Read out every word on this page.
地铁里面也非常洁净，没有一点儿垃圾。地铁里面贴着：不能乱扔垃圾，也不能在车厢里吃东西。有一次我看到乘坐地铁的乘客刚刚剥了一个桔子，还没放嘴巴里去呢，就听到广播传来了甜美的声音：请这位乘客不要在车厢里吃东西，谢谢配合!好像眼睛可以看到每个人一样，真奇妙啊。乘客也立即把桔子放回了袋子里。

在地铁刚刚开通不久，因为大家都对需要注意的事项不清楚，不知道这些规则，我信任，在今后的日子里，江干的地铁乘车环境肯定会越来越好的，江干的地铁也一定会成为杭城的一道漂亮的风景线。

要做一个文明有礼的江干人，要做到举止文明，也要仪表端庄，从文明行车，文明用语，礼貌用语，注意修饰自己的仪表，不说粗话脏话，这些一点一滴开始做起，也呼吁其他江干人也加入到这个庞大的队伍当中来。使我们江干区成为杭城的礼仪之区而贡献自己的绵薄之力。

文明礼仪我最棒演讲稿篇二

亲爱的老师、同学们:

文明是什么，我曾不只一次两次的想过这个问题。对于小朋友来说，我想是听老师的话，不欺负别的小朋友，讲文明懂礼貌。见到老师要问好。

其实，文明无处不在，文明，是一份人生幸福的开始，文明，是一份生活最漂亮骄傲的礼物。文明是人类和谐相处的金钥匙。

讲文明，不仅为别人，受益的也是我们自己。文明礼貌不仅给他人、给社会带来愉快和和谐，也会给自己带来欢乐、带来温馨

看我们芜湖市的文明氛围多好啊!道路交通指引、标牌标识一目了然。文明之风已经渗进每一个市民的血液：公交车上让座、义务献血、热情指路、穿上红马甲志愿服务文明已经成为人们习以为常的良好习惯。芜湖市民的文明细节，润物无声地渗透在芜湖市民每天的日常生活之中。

# # # # #

Reproduce each record exactly, leaving nothing out.

Read out every word on this page.
地铁里面也非常洁净，没有一点儿垃圾。地铁里面贴着：不能乱扔垃圾，也不能在车厢里吃东西。有一次我看到乘坐地铁的乘客刚刚剥了一个桔子，还没放嘴巴里去呢，就听到广播传来了甜美的声音：请这位乘客不要在车厢里吃东西，谢谢配合!好像眼睛可以看到每个人一样，真奇妙啊。乘客也立即把桔子放回了袋子里。

在地铁刚刚开通不久，因为大家都对需要注意的事项不清楚，不知道这些规则，我信任，在今后的日子里，江干的地铁乘车环境肯定会越来越好的，江干的地铁也一定会成为杭城的一道漂亮的风景线。

要做一个文明有礼的江干人，要做到举止文明，也要仪表端庄，从文明行车，文明用语，礼貌用语，注意修饰自己的仪表，不说粗话脏话，这些一点一滴开始做起，也呼吁其他江干人也加入到这个庞大的队伍当中来。使我们江干区成为杭城的礼仪之区而贡献自己的绵薄之力。

文明礼仪我最棒演讲稿篇二

亲爱的老师、同学们:

文明是什么，我曾不只一次两次的想过这个问题。对于小朋友来说，我想是听老师的话，不欺负别的小朋友，讲文明懂礼貌。见到老师要问好。

其实，文明无处不在，文明，是一份人生幸福的开始，文明，是一份生活最漂亮骄傲的礼物。文明是人类和谐相处的金钥匙。

讲文明，不仅为别人，受益的也是我们自己。文明礼貌不仅给他人、给社会带来愉快和和谐，也会给自己带来欢乐、带来温馨

看我们芜湖市的文明氛围多好啊!道路交通指引、标牌标识一目了然。文明之风已经渗进每一个市民的血液：公交车上让座、义务献血、热情指路、穿上红马甲志愿服务文明已经成为人们习以为常的良好习惯。芜湖市民的文明细节，润物无声地渗透在芜湖市民每天的日常生活之中。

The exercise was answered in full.